→ Arbeitsauftrag
Bei welchen Gruppen können Schulnoten laut dem Beitrag über Schulnoten und Entwicklungsberichte großen Leistungsdruck erzeugen? Nenne alle.

→ Dokumenttext
# # # # # # #

Schulnoten (Niedersachen) oder Entwicklungsberichte (Bremen) in der Grundschule

  • Hallo alle zusammen,

    ich habe eine Frage an alle Grundschullehrer_innen :)

    Wenn ihr euch aussuchen könntet, ob ihr in der Grundschule in Klasse 3 und 4 Entwicklungsberichte ankreuzen oder schreiben könnt oder ob ihr Schulnoten geben könnt, wofür würdet ihr euch entscheiden? Und warum?

    Ich frage, weil ich mich auf Festanstellungen bewerben möchte. Entweder in Bremen (dort gibt es Entwicklungsberichte) oder in Niedersachsen (dort gibt es Noten).

    Ich kann mir vorstellen, das Schulnoten großen Leistungsdruck erzeugen können, sowohl bei den Kindern, den Eltern und dadurch auch bei den Lehrern.

# # # # # # #

→ Inhalt der Datensätze
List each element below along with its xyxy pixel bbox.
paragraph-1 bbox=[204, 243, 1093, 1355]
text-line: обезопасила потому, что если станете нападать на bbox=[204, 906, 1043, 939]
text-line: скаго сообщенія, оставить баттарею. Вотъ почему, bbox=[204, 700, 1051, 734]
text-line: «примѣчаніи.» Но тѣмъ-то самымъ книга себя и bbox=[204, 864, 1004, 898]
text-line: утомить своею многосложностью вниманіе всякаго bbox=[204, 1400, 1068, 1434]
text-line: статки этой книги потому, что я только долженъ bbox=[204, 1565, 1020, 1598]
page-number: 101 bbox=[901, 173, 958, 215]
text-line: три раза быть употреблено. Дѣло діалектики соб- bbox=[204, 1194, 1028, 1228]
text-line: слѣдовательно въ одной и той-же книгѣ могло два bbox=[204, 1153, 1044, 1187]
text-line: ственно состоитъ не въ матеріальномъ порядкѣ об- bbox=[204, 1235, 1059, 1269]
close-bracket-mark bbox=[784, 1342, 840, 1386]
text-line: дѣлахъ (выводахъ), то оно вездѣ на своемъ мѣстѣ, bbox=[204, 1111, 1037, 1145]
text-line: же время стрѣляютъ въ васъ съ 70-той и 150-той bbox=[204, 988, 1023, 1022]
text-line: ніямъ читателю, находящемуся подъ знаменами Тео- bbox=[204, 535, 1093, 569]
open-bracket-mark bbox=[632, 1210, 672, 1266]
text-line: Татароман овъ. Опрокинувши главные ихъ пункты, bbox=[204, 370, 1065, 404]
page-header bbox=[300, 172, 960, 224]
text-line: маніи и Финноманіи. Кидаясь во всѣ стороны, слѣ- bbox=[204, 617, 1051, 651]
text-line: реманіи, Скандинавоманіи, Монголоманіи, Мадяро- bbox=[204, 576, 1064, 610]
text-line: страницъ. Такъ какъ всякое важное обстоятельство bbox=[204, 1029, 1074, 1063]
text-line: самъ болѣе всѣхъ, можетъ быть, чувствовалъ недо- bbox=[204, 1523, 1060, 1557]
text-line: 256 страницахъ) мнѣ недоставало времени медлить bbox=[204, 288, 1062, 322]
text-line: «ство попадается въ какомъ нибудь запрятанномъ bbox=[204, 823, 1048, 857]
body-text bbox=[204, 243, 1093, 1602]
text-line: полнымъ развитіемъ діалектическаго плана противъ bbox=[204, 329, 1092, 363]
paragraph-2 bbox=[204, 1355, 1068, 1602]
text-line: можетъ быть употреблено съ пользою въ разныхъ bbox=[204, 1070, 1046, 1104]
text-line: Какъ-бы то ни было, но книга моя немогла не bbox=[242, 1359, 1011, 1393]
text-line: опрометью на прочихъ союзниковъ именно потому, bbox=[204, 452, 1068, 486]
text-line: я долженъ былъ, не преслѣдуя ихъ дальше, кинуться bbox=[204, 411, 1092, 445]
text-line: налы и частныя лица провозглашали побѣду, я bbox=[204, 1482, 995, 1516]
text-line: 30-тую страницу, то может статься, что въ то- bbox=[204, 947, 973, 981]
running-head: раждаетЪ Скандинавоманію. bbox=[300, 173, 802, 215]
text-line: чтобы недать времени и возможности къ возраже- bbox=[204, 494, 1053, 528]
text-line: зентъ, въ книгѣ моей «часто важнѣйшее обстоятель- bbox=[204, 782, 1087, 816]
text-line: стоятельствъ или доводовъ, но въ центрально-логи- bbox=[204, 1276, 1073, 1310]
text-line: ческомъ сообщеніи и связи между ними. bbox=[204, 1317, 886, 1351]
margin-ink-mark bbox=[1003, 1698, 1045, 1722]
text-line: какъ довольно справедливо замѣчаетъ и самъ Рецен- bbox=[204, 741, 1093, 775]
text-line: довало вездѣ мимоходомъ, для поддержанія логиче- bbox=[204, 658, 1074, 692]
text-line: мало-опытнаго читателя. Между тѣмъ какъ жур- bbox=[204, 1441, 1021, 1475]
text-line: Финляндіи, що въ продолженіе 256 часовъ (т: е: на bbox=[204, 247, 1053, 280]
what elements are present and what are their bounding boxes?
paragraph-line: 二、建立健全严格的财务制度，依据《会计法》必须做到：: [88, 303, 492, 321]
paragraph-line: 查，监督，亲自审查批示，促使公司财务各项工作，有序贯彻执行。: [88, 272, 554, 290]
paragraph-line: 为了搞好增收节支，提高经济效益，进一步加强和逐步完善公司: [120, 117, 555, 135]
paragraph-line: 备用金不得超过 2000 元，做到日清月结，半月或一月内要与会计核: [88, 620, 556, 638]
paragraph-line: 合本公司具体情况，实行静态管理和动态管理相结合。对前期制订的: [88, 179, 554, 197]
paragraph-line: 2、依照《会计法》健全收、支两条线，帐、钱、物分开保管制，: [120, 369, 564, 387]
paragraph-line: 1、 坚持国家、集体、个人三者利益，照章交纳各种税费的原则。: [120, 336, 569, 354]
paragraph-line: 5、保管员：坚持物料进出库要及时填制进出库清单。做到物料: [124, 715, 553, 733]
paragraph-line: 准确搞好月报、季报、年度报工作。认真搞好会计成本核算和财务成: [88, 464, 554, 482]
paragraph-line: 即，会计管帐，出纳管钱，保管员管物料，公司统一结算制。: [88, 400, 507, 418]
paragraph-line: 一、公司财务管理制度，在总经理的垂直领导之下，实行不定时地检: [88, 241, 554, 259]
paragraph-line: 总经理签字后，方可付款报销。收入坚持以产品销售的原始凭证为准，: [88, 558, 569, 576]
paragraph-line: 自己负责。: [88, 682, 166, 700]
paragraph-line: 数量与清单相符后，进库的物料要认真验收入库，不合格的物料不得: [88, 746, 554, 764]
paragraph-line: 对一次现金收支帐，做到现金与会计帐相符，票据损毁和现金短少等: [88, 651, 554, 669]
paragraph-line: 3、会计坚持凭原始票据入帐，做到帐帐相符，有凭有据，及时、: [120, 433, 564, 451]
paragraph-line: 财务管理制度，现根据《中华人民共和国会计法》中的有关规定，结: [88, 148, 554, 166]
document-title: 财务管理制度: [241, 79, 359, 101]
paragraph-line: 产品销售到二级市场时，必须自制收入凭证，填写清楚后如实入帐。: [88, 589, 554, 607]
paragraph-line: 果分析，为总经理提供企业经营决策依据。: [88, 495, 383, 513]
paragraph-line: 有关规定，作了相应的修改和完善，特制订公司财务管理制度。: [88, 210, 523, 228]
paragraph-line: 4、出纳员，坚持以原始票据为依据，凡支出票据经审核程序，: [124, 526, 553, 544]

# # # # # # #

→ Ergebnis
Bei den Kindern, den Eltern und den Lehrern.